EXERCISE OBJECTIVE: Locate each line of the material that contains "this", then return it.
# RECORDS SUPPLIED start
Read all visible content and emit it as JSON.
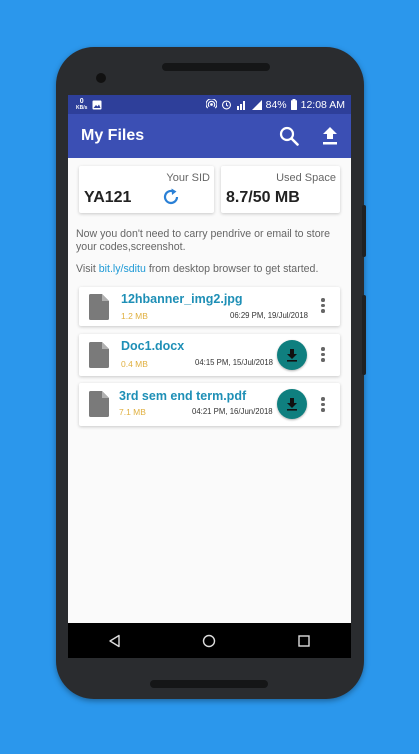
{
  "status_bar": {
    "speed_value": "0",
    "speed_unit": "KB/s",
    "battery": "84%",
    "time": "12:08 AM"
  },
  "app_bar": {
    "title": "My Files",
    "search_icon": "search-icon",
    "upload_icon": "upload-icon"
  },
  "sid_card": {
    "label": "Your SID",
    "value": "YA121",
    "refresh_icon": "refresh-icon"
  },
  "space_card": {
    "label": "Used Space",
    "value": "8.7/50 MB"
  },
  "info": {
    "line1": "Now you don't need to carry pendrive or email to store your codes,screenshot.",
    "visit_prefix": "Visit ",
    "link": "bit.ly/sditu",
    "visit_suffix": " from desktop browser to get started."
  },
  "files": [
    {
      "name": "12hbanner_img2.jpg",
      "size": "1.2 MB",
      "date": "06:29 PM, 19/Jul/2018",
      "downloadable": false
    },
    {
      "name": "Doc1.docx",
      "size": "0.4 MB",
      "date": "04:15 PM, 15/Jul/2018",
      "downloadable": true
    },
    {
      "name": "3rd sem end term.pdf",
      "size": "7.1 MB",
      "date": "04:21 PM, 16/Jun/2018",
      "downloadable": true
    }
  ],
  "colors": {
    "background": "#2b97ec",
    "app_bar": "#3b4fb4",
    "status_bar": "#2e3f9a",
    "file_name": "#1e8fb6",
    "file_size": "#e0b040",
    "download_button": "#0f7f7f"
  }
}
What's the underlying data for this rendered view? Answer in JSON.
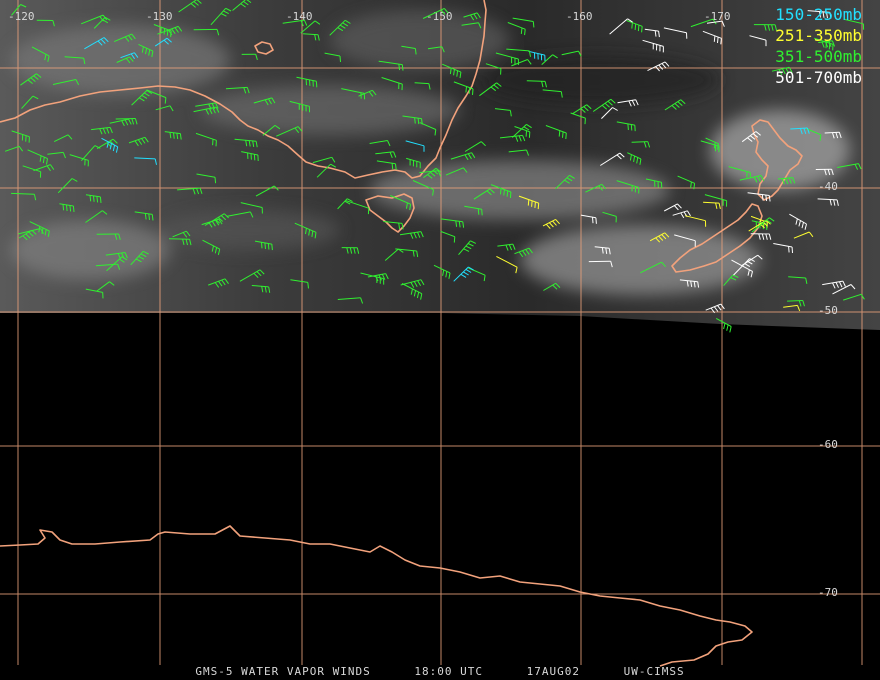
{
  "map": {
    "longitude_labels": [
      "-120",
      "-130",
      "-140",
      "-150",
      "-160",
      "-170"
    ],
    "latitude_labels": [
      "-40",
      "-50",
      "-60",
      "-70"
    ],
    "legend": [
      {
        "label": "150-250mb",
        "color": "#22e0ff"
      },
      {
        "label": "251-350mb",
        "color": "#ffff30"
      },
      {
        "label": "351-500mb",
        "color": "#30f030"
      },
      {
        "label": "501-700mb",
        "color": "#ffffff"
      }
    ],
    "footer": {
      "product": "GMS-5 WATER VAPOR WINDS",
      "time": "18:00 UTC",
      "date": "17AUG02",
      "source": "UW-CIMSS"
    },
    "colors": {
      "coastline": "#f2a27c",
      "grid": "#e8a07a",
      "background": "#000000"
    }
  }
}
# RECORDS SUPPLIED end
# RECORDS SUPPLIED start
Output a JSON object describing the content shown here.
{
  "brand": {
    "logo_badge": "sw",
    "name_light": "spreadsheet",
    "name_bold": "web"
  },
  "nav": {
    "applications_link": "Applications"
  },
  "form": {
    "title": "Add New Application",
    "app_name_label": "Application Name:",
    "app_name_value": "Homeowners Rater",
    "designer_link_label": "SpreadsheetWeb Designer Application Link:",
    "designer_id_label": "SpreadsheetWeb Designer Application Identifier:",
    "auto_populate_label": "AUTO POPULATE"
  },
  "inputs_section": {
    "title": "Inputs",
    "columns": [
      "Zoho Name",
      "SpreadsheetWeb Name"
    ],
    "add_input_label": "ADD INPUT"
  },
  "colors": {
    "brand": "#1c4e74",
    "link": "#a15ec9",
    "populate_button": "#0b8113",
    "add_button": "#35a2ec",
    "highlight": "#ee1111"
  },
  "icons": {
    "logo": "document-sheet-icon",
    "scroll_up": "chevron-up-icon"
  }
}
# RECORDS SUPPLIED end
# RECORDS SUPPLIED start
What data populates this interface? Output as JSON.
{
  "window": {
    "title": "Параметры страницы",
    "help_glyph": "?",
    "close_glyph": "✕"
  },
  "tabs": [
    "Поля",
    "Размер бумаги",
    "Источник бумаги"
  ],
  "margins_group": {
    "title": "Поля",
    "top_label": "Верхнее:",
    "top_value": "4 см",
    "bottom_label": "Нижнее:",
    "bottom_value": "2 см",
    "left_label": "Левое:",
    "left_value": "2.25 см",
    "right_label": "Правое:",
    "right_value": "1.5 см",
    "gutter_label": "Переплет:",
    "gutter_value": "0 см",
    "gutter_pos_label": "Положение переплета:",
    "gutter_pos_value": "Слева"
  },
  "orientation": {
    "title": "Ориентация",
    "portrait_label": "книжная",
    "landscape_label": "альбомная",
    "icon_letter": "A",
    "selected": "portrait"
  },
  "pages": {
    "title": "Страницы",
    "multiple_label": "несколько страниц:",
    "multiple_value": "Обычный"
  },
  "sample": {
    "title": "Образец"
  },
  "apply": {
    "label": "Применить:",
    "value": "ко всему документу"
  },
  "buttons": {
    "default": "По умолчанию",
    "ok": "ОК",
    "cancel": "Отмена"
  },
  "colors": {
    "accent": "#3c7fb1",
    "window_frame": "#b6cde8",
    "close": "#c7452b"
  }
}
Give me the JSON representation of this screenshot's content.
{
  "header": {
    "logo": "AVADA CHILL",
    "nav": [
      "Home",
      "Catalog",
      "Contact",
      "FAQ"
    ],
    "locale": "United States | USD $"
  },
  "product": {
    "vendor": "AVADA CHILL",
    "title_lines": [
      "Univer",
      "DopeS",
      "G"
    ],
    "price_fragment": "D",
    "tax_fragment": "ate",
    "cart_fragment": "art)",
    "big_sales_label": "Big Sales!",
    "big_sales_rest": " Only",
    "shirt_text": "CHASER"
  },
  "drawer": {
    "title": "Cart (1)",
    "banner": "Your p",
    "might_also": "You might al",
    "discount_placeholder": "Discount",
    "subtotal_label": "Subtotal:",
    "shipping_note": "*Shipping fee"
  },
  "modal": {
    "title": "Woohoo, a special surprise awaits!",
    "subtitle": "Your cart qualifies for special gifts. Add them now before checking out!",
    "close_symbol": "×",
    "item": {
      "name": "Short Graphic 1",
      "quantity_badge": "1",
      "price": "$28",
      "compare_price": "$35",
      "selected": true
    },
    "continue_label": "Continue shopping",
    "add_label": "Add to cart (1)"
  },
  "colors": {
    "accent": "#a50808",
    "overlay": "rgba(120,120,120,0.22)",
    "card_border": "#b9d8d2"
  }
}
# RECORDS SUPPLIED end
EXERCISE OUTPUT:
What's the underlying data for this rendered view? Answer in JSON.
What data populates this interface? Output as JSON.
Give me the JSON representation of this screenshot's content.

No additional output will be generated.